§ **Task to complete**
Each line of the material must be returned exactly.

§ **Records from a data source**
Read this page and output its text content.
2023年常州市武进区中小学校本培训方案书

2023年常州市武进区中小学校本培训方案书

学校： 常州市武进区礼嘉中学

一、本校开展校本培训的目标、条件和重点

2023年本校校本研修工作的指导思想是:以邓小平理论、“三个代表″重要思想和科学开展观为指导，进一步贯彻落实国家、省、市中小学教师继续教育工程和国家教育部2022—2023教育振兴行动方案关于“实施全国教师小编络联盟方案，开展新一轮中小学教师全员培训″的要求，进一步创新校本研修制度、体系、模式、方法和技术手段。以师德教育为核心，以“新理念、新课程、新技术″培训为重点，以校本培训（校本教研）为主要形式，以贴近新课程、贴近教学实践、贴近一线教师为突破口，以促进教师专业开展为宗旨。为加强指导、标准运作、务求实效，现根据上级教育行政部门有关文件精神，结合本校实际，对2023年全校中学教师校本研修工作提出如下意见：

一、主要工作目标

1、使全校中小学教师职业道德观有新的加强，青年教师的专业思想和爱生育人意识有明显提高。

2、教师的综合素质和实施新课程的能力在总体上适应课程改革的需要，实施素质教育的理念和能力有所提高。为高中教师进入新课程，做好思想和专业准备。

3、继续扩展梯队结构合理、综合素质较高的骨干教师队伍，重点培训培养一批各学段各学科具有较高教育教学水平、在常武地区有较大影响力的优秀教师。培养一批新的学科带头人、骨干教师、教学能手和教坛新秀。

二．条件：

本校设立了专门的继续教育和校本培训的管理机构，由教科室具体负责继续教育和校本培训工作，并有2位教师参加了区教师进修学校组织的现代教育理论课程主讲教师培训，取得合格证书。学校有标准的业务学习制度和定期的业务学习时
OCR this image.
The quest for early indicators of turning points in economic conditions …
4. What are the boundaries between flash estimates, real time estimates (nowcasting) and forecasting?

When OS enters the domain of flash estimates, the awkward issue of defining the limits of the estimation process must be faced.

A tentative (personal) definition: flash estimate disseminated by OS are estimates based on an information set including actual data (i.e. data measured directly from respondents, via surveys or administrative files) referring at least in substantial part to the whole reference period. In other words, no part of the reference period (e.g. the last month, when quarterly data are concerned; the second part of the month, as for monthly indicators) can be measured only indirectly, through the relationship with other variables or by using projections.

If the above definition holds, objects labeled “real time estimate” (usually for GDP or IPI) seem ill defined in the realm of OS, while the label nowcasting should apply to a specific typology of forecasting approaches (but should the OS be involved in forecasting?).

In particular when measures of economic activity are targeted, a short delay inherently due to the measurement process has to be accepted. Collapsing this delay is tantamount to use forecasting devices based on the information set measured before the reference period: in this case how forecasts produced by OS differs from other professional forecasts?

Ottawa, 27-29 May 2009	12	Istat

§ **Exercise result**
Read this page and output its text content.
2023年常州市武进区中小学校本培训方案书

2023年常州市武进区中小学校本培训方案书

学校： 常州市武进区礼嘉中学

一、本校开展校本培训的目标、条件和重点

2023年本校校本研修工作的指导思想是:以邓小平理论、“三个代表″重要思想和科学开展观为指导，进一步贯彻落实国家、省、市中小学教师继续教育工程和国家教育部2022—2023教育振兴行动方案关于“实施全国教师小编络联盟方案，开展新一轮中小学教师全员培训″的要求，进一步创新校本研修制度、体系、模式、方法和技术手段。以师德教育为核心，以“新理念、新课程、新技术″培训为重点，以校本培训（校本教研）为主要形式，以贴近新课程、贴近教学实践、贴近一线教师为突破口，以促进教师专业开展为宗旨。为加强指导、标准运作、务求实效，现根据上级教育行政部门有关文件精神，结合本校实际，对2023年全校中学教师校本研修工作提出如下意见：

一、主要工作目标

1、使全校中小学教师职业道德观有新的加强，青年教师的专业思想和爱生育人意识有明显提高。

2、教师的综合素质和实施新课程的能力在总体上适应课程改革的需要，实施素质教育的理念和能力有所提高。为高中教师进入新课程，做好思想和专业准备。

3、继续扩展梯队结构合理、综合素质较高的骨干教师队伍，重点培训培养一批各学段各学科具有较高教育教学水平、在常武地区有较大影响力的优秀教师。培养一批新的学科带头人、骨干教师、教学能手和教坛新秀。

二．条件：

本校设立了专门的继续教育和校本培训的管理机构，由教科室具体负责继续教育和校本培训工作，并有2位教师参加了区教师进修学校组织的现代教育理论课程主讲教师培训，取得合格证书。学校有标准的业务学习制度和定期的业务学习时
OCR this image.
The quest for early indicators of turning points in economic conditions …
4. What are the boundaries between flash estimates, real time estimates (nowcasting) and forecasting?

When OS enters the domain of flash estimates, the awkward issue of defining the limits of the estimation process must be faced.

A tentative (personal) definition: flash estimate disseminated by OS are estimates based on an information set including actual data (i.e. data measured directly from respondents, via surveys or administrative files) referring at least in substantial part to the whole reference period. In other words, no part of the reference period (e.g. the last month, when quarterly data are concerned; the second part of the month, as for monthly indicators) can be measured only indirectly, through the relationship with other variables or by using projections.

If the above definition holds, objects labeled “real time estimate” (usually for GDP or IPI) seem ill defined in the realm of OS, while the label nowcasting should apply to a specific typology of forecasting approaches (but should the OS be involved in forecasting?).

In particular when measures of economic activity are targeted, a short delay inherently due to the measurement process has to be accepted. Collapsing this delay is tantamount to use forecasting devices based on the information set measured before the reference period: in this case how forecasts produced by OS differs from other professional forecasts?

Ottawa, 27-29 May 2009	12	Istat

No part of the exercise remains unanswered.